What to produce =
Please write out every line of the entries below word for word, leaving the pictures out.

Supplied records =

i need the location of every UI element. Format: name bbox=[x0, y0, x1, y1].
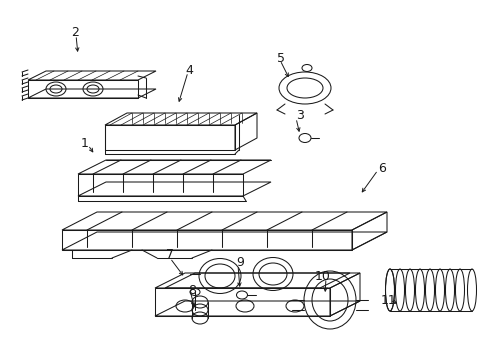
Text: 4: 4 bbox=[184, 63, 193, 77]
Text: 9: 9 bbox=[236, 256, 244, 269]
Text: 7: 7 bbox=[165, 248, 174, 261]
Text: 11: 11 bbox=[380, 293, 396, 306]
Text: 2: 2 bbox=[71, 26, 79, 39]
Text: 10: 10 bbox=[314, 270, 330, 283]
Text: 8: 8 bbox=[187, 284, 196, 297]
Text: 1: 1 bbox=[81, 136, 89, 149]
Text: 6: 6 bbox=[377, 162, 385, 175]
Text: 3: 3 bbox=[295, 108, 304, 122]
Text: 5: 5 bbox=[276, 51, 285, 64]
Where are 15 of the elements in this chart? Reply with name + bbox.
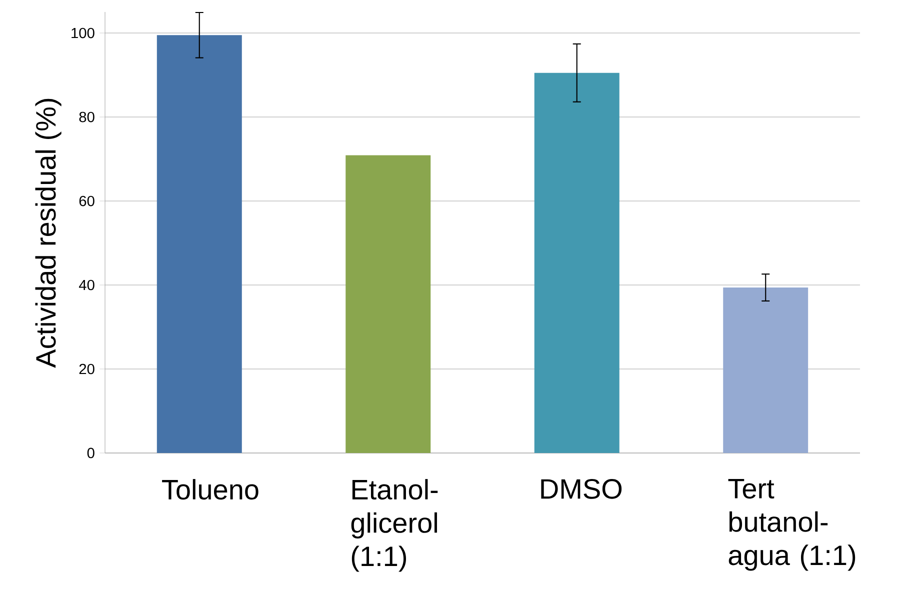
x-tick-label: DMSO	[541, 479, 622, 499]
bar	[723, 288, 808, 453]
y-tick-label: 0	[87, 448, 94, 458]
x-tick-label: Etanol-glicerol (1:1)	[351, 479, 438, 572]
bar	[156, 35, 242, 453]
y-tick-label: 100	[72, 28, 94, 38]
y-tick-label: 60	[79, 196, 94, 206]
y-axis-title: Actividad residual (%)	[35, 98, 62, 368]
x-tick-label: Tert butanol-agua (1:1)	[728, 479, 856, 571]
y-tick-label: 80	[79, 112, 94, 122]
y-tick-label: 20	[79, 364, 94, 374]
bar	[346, 155, 431, 453]
x-tick-label: Tolueno	[162, 479, 258, 500]
bar	[534, 72, 620, 453]
y-tick-label: 40	[78, 280, 94, 290]
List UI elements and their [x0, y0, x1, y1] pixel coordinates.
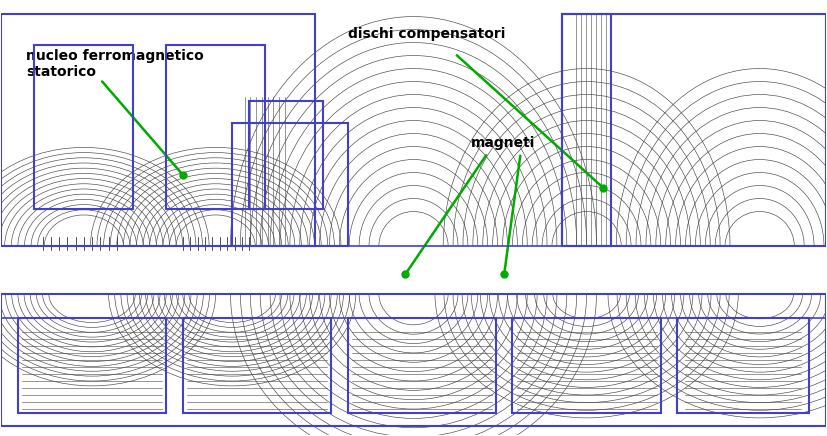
Bar: [18, 318, 166, 413]
Bar: [2, 294, 825, 426]
Bar: [513, 318, 661, 413]
Bar: [347, 318, 496, 413]
Bar: [183, 318, 331, 413]
Bar: [2, 14, 314, 246]
Bar: [562, 14, 611, 246]
Text: magneti: magneti: [471, 136, 536, 150]
Bar: [166, 45, 265, 209]
Bar: [232, 123, 347, 246]
Bar: [249, 101, 323, 209]
Bar: [35, 45, 133, 209]
Bar: [562, 14, 825, 246]
Text: nucleo ferromagnetico
statorico: nucleo ferromagnetico statorico: [26, 49, 204, 79]
Bar: [677, 318, 809, 413]
Text: dischi compensatori: dischi compensatori: [347, 27, 505, 41]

Written solution =
i need the location of every UI element. Format: name bbox=[x0, y0, x1, y1].
Text: 4: 4 bbox=[184, 63, 193, 77]
Text: 9: 9 bbox=[236, 256, 244, 269]
Text: 7: 7 bbox=[165, 248, 174, 261]
Text: 11: 11 bbox=[380, 293, 396, 306]
Text: 2: 2 bbox=[71, 26, 79, 39]
Text: 10: 10 bbox=[314, 270, 330, 283]
Text: 8: 8 bbox=[187, 284, 196, 297]
Text: 1: 1 bbox=[81, 136, 89, 149]
Text: 6: 6 bbox=[377, 162, 385, 175]
Text: 3: 3 bbox=[295, 108, 304, 122]
Text: 5: 5 bbox=[276, 51, 285, 64]
Where are 15 of the elements in this chart? Reply with name + bbox.
x-tick-label: DMSO	[541, 479, 622, 499]
bar	[723, 288, 808, 453]
y-tick-label: 0	[87, 448, 94, 458]
x-tick-label: Etanol-glicerol (1:1)	[351, 479, 438, 572]
bar	[156, 35, 242, 453]
y-tick-label: 100	[72, 28, 94, 38]
y-tick-label: 60	[79, 196, 94, 206]
y-axis-title: Actividad residual (%)	[35, 98, 62, 368]
x-tick-label: Tert butanol-agua (1:1)	[728, 479, 856, 571]
y-tick-label: 80	[79, 112, 94, 122]
y-tick-label: 20	[79, 364, 94, 374]
bar	[346, 155, 431, 453]
x-tick-label: Tolueno	[162, 479, 258, 500]
bar	[534, 72, 620, 453]
y-tick-label: 40	[78, 280, 94, 290]
List UI elements and their [x0, y0, x1, y1] pixel coordinates.
Bar: [18, 318, 166, 413]
Bar: [2, 294, 825, 426]
Bar: [513, 318, 661, 413]
Bar: [347, 318, 496, 413]
Bar: [183, 318, 331, 413]
Bar: [2, 14, 314, 246]
Bar: [562, 14, 611, 246]
Text: magneti: magneti: [471, 136, 536, 150]
Bar: [166, 45, 265, 209]
Bar: [232, 123, 347, 246]
Bar: [249, 101, 323, 209]
Bar: [35, 45, 133, 209]
Bar: [562, 14, 825, 246]
Text: nucleo ferromagnetico
statorico: nucleo ferromagnetico statorico: [26, 49, 204, 79]
Bar: [677, 318, 809, 413]
Text: dischi compensatori: dischi compensatori: [347, 27, 505, 41]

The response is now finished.